EXTRAIT DU DOCUMENT →
◇ ◇ ◇ ◇
Incapable de rester loin de sa femme et de ses quatre enfants, dont le cadet, Ennio, n’avait que 9 mois, il rentra chez lui le 7 mai 1921. Le soir, alertés par un collabo, les fascistes revinrent aussi, le traînèrent en dehors de la maison sous les yeux de ses proches, l’obligèrent à marcher pendant un kilomètre en ouverte campagne sous les coups de bâton, le firent arrêter au bord d’un fossé, l’y poussèrent dedans et l’achevèrent en lui tirant une balle dans la tête. Dans les mois qui suivirent, les fascistes ne cessèrent de harceler sa famille, en frappant au passage ses enfants quand ils les rencontraient dans la rue. Sa femme décéda quelques semaines après. De chagrin, dit-on.


Argenta fut occupée par les forces allemandes à partir d’octobre 1943. L’Armistice du 8 septembre avait partagé l’Italie en deux : d’un côté le gouvernement provisoire de Badoglio et de l’autre la République fasciste de Salo’. Les Allemands étaient en déroute et la Résistance s’organisait partout. Fabio Gaiba, qui avait 29 ans à l'époque, n'était pas directement impliqué dans les groupes partisans locaux, mais comme tant d’autres il était un « fiancheggiatore », à savoir quelqu’un qui abritait, nourrissait et fournissait un appui logistique aux partisans. Un jour, on lui amena quelqu’un. Un fasciste dont il connaissait le visage, marqué à jamais dans sa mémoire depuis le jour où il lui avait arraché son père. « Tiens, lui dit-on en lui mettant un revolver entre les mains. Venge-toi ». Mais il n’en fit rien. « Je ne suis pas un assassin », dit-il.


Je ne connaissais pas du tout cette histoire, lorsque, tant d’années plus tard, enfant, je jouais sur ses genoux. Car Gaiba, comme tout le monde l’appelait simplement, était un ami de famille. Et en famille, on ne raconte pas les histoires de guerre aux enfants, surtout pas à des enfants qui grâce à nous vivent en paix.


Des enfants sur la place du village de Sant'Anna di Stazzema, en Toscane, à l'été 1944.
◇ ◇ ◇ ◇
DONNÉES FOURNIES →
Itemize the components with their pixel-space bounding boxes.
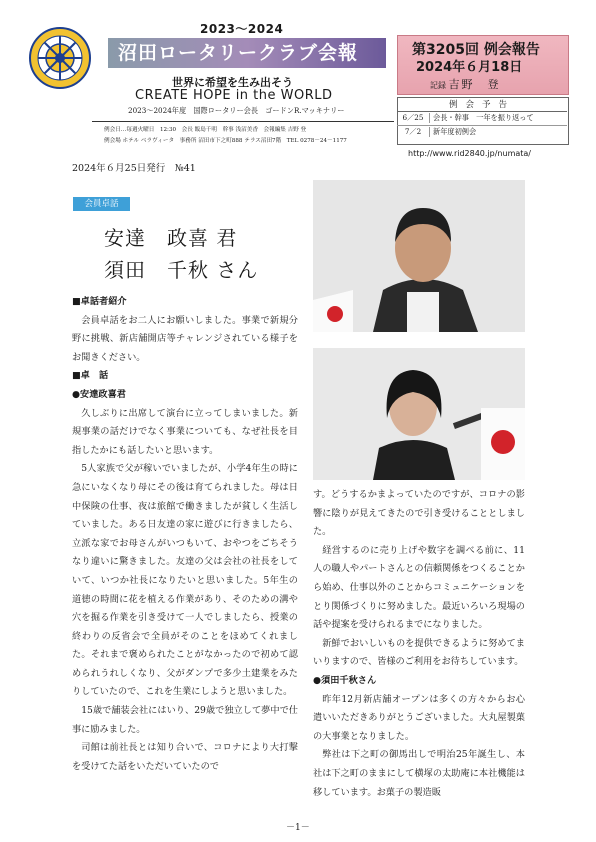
◇ ◇ ◇ ◇
EXERCICES PROPOSÉS →
1. Indiquez si chacune des affirmations suivantes est conforme à l'extrait, en répondant par oui ou par non et en citant mot pour mot les termes décisifs.
(a) Le cadet des enfants avait neuf mois lorsque son père rentra chez lui.
(b) Argenta fut occupée par les Allemands à partir de septembre 1943.
(c) Fabio Gaiba faisait directement partie des groupes partisans locaux.
2. Recopiez tout le passage de l'extrait allant de "Incapable de rester" jusqu'à "De chagrin, dit-on.", en remplaçant "bâton" par "fouet".
3. Répondez aux questions suivantes à partir de l'extrait.
(a) À quelle date le père rentra-t-il chez lui ?
(b) Quel âge avait Fabio Gaiba à l'époque de l'occupation d'Argenta ?
(c) Quelle phrase Fabio Gaiba prononça-t-il après avoir refusé de se venger ?

CORRIGÉ DES EXERCICES →
1.
(a) Oui : « dont le cadet, Ennio, n’avait que 9 mois ».
(b) Non : « Argenta fut occupée par les forces allemandes à partir d’octobre 1943 ».
(c) Non : « n'était pas directement impliqué dans les groupes partisans locaux ».

2.
Incapable de rester loin de sa femme et de ses quatre enfants, dont le cadet, Ennio, n’avait que 9 mois, il rentra chez lui le 7 mai 1921. Le soir, alertés par un collabo, les fascistes revinrent aussi, le traînèrent en dehors de la maison sous les yeux de ses proches, l’obligèrent à marcher pendant un kilomètre en ouverte campagne sous les coups de fouet, le firent arrêter au bord d’un fossé, l’y poussèrent dedans et l’achevèrent en lui tirant une balle dans la tête. Dans les mois qui suivirent, les fascistes ne cessèrent de harceler sa famille, en frappant au passage ses enfants quand ils les rencontraient dans la rue. Sa femme décéda quelques semaines après. De chagrin, dit-on.

3.
(a) Le 7 mai 1921.
(b) Il avait 29 ans.
(c) « Je ne suis pas un assassin ».